> _Your task_: Copy every entry word for word, but skip the pictures.

>>>>

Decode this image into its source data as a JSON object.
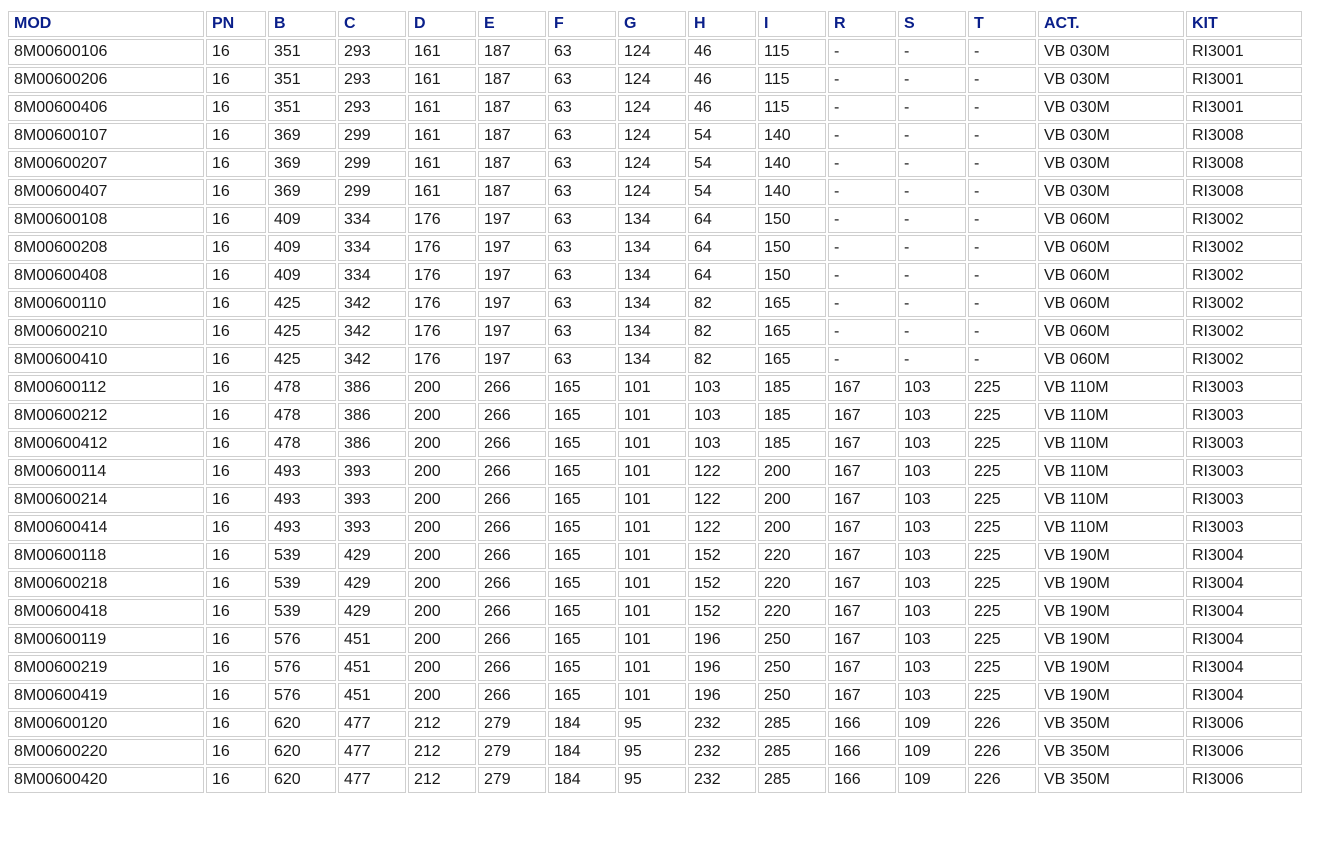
{
  "table": {
    "headers": [
      "MOD",
      "PN",
      "B",
      "C",
      "D",
      "E",
      "F",
      "G",
      "H",
      "I",
      "R",
      "S",
      "T",
      "ACT.",
      "KIT"
    ],
    "rows": [
      [
        "8M00600106",
        "16",
        "351",
        "293",
        "161",
        "187",
        "63",
        "124",
        "46",
        "115",
        "-",
        "-",
        "-",
        "VB 030M",
        "RI3001"
      ],
      [
        "8M00600206",
        "16",
        "351",
        "293",
        "161",
        "187",
        "63",
        "124",
        "46",
        "115",
        "-",
        "-",
        "-",
        "VB 030M",
        "RI3001"
      ],
      [
        "8M00600406",
        "16",
        "351",
        "293",
        "161",
        "187",
        "63",
        "124",
        "46",
        "115",
        "-",
        "-",
        "-",
        "VB 030M",
        "RI3001"
      ],
      [
        "8M00600107",
        "16",
        "369",
        "299",
        "161",
        "187",
        "63",
        "124",
        "54",
        "140",
        "-",
        "-",
        "-",
        "VB 030M",
        "RI3008"
      ],
      [
        "8M00600207",
        "16",
        "369",
        "299",
        "161",
        "187",
        "63",
        "124",
        "54",
        "140",
        "-",
        "-",
        "-",
        "VB 030M",
        "RI3008"
      ],
      [
        "8M00600407",
        "16",
        "369",
        "299",
        "161",
        "187",
        "63",
        "124",
        "54",
        "140",
        "-",
        "-",
        "-",
        "VB 030M",
        "RI3008"
      ],
      [
        "8M00600108",
        "16",
        "409",
        "334",
        "176",
        "197",
        "63",
        "134",
        "64",
        "150",
        "-",
        "-",
        "-",
        "VB 060M",
        "RI3002"
      ],
      [
        "8M00600208",
        "16",
        "409",
        "334",
        "176",
        "197",
        "63",
        "134",
        "64",
        "150",
        "-",
        "-",
        "-",
        "VB 060M",
        "RI3002"
      ],
      [
        "8M00600408",
        "16",
        "409",
        "334",
        "176",
        "197",
        "63",
        "134",
        "64",
        "150",
        "-",
        "-",
        "-",
        "VB 060M",
        "RI3002"
      ],
      [
        "8M00600110",
        "16",
        "425",
        "342",
        "176",
        "197",
        "63",
        "134",
        "82",
        "165",
        "-",
        "-",
        "-",
        "VB 060M",
        "RI3002"
      ],
      [
        "8M00600210",
        "16",
        "425",
        "342",
        "176",
        "197",
        "63",
        "134",
        "82",
        "165",
        "-",
        "-",
        "-",
        "VB 060M",
        "RI3002"
      ],
      [
        "8M00600410",
        "16",
        "425",
        "342",
        "176",
        "197",
        "63",
        "134",
        "82",
        "165",
        "-",
        "-",
        "-",
        "VB 060M",
        "RI3002"
      ],
      [
        "8M00600112",
        "16",
        "478",
        "386",
        "200",
        "266",
        "165",
        "101",
        "103",
        "185",
        "167",
        "103",
        "225",
        "VB 110M",
        "RI3003"
      ],
      [
        "8M00600212",
        "16",
        "478",
        "386",
        "200",
        "266",
        "165",
        "101",
        "103",
        "185",
        "167",
        "103",
        "225",
        "VB 110M",
        "RI3003"
      ],
      [
        "8M00600412",
        "16",
        "478",
        "386",
        "200",
        "266",
        "165",
        "101",
        "103",
        "185",
        "167",
        "103",
        "225",
        "VB 110M",
        "RI3003"
      ],
      [
        "8M00600114",
        "16",
        "493",
        "393",
        "200",
        "266",
        "165",
        "101",
        "122",
        "200",
        "167",
        "103",
        "225",
        "VB 110M",
        "RI3003"
      ],
      [
        "8M00600214",
        "16",
        "493",
        "393",
        "200",
        "266",
        "165",
        "101",
        "122",
        "200",
        "167",
        "103",
        "225",
        "VB 110M",
        "RI3003"
      ],
      [
        "8M00600414",
        "16",
        "493",
        "393",
        "200",
        "266",
        "165",
        "101",
        "122",
        "200",
        "167",
        "103",
        "225",
        "VB 110M",
        "RI3003"
      ],
      [
        "8M00600118",
        "16",
        "539",
        "429",
        "200",
        "266",
        "165",
        "101",
        "152",
        "220",
        "167",
        "103",
        "225",
        "VB 190M",
        "RI3004"
      ],
      [
        "8M00600218",
        "16",
        "539",
        "429",
        "200",
        "266",
        "165",
        "101",
        "152",
        "220",
        "167",
        "103",
        "225",
        "VB 190M",
        "RI3004"
      ],
      [
        "8M00600418",
        "16",
        "539",
        "429",
        "200",
        "266",
        "165",
        "101",
        "152",
        "220",
        "167",
        "103",
        "225",
        "VB 190M",
        "RI3004"
      ],
      [
        "8M00600119",
        "16",
        "576",
        "451",
        "200",
        "266",
        "165",
        "101",
        "196",
        "250",
        "167",
        "103",
        "225",
        "VB 190M",
        "RI3004"
      ],
      [
        "8M00600219",
        "16",
        "576",
        "451",
        "200",
        "266",
        "165",
        "101",
        "196",
        "250",
        "167",
        "103",
        "225",
        "VB 190M",
        "RI3004"
      ],
      [
        "8M00600419",
        "16",
        "576",
        "451",
        "200",
        "266",
        "165",
        "101",
        "196",
        "250",
        "167",
        "103",
        "225",
        "VB 190M",
        "RI3004"
      ],
      [
        "8M00600120",
        "16",
        "620",
        "477",
        "212",
        "279",
        "184",
        "95",
        "232",
        "285",
        "166",
        "109",
        "226",
        "VB 350M",
        "RI3006"
      ],
      [
        "8M00600220",
        "16",
        "620",
        "477",
        "212",
        "279",
        "184",
        "95",
        "232",
        "285",
        "166",
        "109",
        "226",
        "VB 350M",
        "RI3006"
      ],
      [
        "8M00600420",
        "16",
        "620",
        "477",
        "212",
        "279",
        "184",
        "95",
        "232",
        "285",
        "166",
        "109",
        "226",
        "VB 350M",
        "RI3006"
      ]
    ]
  },
  "colors": {
    "header_text": "#0a1f8a",
    "cell_text": "#1a1a1a",
    "border": "#cfcfcf"
  }
}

<<<<

> _Response for this exercise_:
Decode this image into its source data as a JSON object.
{
  "table": {
    "headers": [
      "MOD",
      "PN",
      "B",
      "C",
      "D",
      "E",
      "F",
      "G",
      "H",
      "I",
      "R",
      "S",
      "T",
      "ACT.",
      "KIT"
    ],
    "rows": [
      [
        "8M00600106",
        "16",
        "351",
        "293",
        "161",
        "187",
        "63",
        "124",
        "46",
        "115",
        "-",
        "-",
        "-",
        "VB 030M",
        "RI3001"
      ],
      [
        "8M00600206",
        "16",
        "351",
        "293",
        "161",
        "187",
        "63",
        "124",
        "46",
        "115",
        "-",
        "-",
        "-",
        "VB 030M",
        "RI3001"
      ],
      [
        "8M00600406",
        "16",
        "351",
        "293",
        "161",
        "187",
        "63",
        "124",
        "46",
        "115",
        "-",
        "-",
        "-",
        "VB 030M",
        "RI3001"
      ],
      [
        "8M00600107",
        "16",
        "369",
        "299",
        "161",
        "187",
        "63",
        "124",
        "54",
        "140",
        "-",
        "-",
        "-",
        "VB 030M",
        "RI3008"
      ],
      [
        "8M00600207",
        "16",
        "369",
        "299",
        "161",
        "187",
        "63",
        "124",
        "54",
        "140",
        "-",
        "-",
        "-",
        "VB 030M",
        "RI3008"
      ],
      [
        "8M00600407",
        "16",
        "369",
        "299",
        "161",
        "187",
        "63",
        "124",
        "54",
        "140",
        "-",
        "-",
        "-",
        "VB 030M",
        "RI3008"
      ],
      [
        "8M00600108",
        "16",
        "409",
        "334",
        "176",
        "197",
        "63",
        "134",
        "64",
        "150",
        "-",
        "-",
        "-",
        "VB 060M",
        "RI3002"
      ],
      [
        "8M00600208",
        "16",
        "409",
        "334",
        "176",
        "197",
        "63",
        "134",
        "64",
        "150",
        "-",
        "-",
        "-",
        "VB 060M",
        "RI3002"
      ],
      [
        "8M00600408",
        "16",
        "409",
        "334",
        "176",
        "197",
        "63",
        "134",
        "64",
        "150",
        "-",
        "-",
        "-",
        "VB 060M",
        "RI3002"
      ],
      [
        "8M00600110",
        "16",
        "425",
        "342",
        "176",
        "197",
        "63",
        "134",
        "82",
        "165",
        "-",
        "-",
        "-",
        "VB 060M",
        "RI3002"
      ],
      [
        "8M00600210",
        "16",
        "425",
        "342",
        "176",
        "197",
        "63",
        "134",
        "82",
        "165",
        "-",
        "-",
        "-",
        "VB 060M",
        "RI3002"
      ],
      [
        "8M00600410",
        "16",
        "425",
        "342",
        "176",
        "197",
        "63",
        "134",
        "82",
        "165",
        "-",
        "-",
        "-",
        "VB 060M",
        "RI3002"
      ],
      [
        "8M00600112",
        "16",
        "478",
        "386",
        "200",
        "266",
        "165",
        "101",
        "103",
        "185",
        "167",
        "103",
        "225",
        "VB 110M",
        "RI3003"
      ],
      [
        "8M00600212",
        "16",
        "478",
        "386",
        "200",
        "266",
        "165",
        "101",
        "103",
        "185",
        "167",
        "103",
        "225",
        "VB 110M",
        "RI3003"
      ],
      [
        "8M00600412",
        "16",
        "478",
        "386",
        "200",
        "266",
        "165",
        "101",
        "103",
        "185",
        "167",
        "103",
        "225",
        "VB 110M",
        "RI3003"
      ],
      [
        "8M00600114",
        "16",
        "493",
        "393",
        "200",
        "266",
        "165",
        "101",
        "122",
        "200",
        "167",
        "103",
        "225",
        "VB 110M",
        "RI3003"
      ],
      [
        "8M00600214",
        "16",
        "493",
        "393",
        "200",
        "266",
        "165",
        "101",
        "122",
        "200",
        "167",
        "103",
        "225",
        "VB 110M",
        "RI3003"
      ],
      [
        "8M00600414",
        "16",
        "493",
        "393",
        "200",
        "266",
        "165",
        "101",
        "122",
        "200",
        "167",
        "103",
        "225",
        "VB 110M",
        "RI3003"
      ],
      [
        "8M00600118",
        "16",
        "539",
        "429",
        "200",
        "266",
        "165",
        "101",
        "152",
        "220",
        "167",
        "103",
        "225",
        "VB 190M",
        "RI3004"
      ],
      [
        "8M00600218",
        "16",
        "539",
        "429",
        "200",
        "266",
        "165",
        "101",
        "152",
        "220",
        "167",
        "103",
        "225",
        "VB 190M",
        "RI3004"
      ],
      [
        "8M00600418",
        "16",
        "539",
        "429",
        "200",
        "266",
        "165",
        "101",
        "152",
        "220",
        "167",
        "103",
        "225",
        "VB 190M",
        "RI3004"
      ],
      [
        "8M00600119",
        "16",
        "576",
        "451",
        "200",
        "266",
        "165",
        "101",
        "196",
        "250",
        "167",
        "103",
        "225",
        "VB 190M",
        "RI3004"
      ],
      [
        "8M00600219",
        "16",
        "576",
        "451",
        "200",
        "266",
        "165",
        "101",
        "196",
        "250",
        "167",
        "103",
        "225",
        "VB 190M",
        "RI3004"
      ],
      [
        "8M00600419",
        "16",
        "576",
        "451",
        "200",
        "266",
        "165",
        "101",
        "196",
        "250",
        "167",
        "103",
        "225",
        "VB 190M",
        "RI3004"
      ],
      [
        "8M00600120",
        "16",
        "620",
        "477",
        "212",
        "279",
        "184",
        "95",
        "232",
        "285",
        "166",
        "109",
        "226",
        "VB 350M",
        "RI3006"
      ],
      [
        "8M00600220",
        "16",
        "620",
        "477",
        "212",
        "279",
        "184",
        "95",
        "232",
        "285",
        "166",
        "109",
        "226",
        "VB 350M",
        "RI3006"
      ],
      [
        "8M00600420",
        "16",
        "620",
        "477",
        "212",
        "279",
        "184",
        "95",
        "232",
        "285",
        "166",
        "109",
        "226",
        "VB 350M",
        "RI3006"
      ]
    ]
  },
  "colors": {
    "header_text": "#0a1f8a",
    "cell_text": "#1a1a1a",
    "border": "#cfcfcf"
  }
}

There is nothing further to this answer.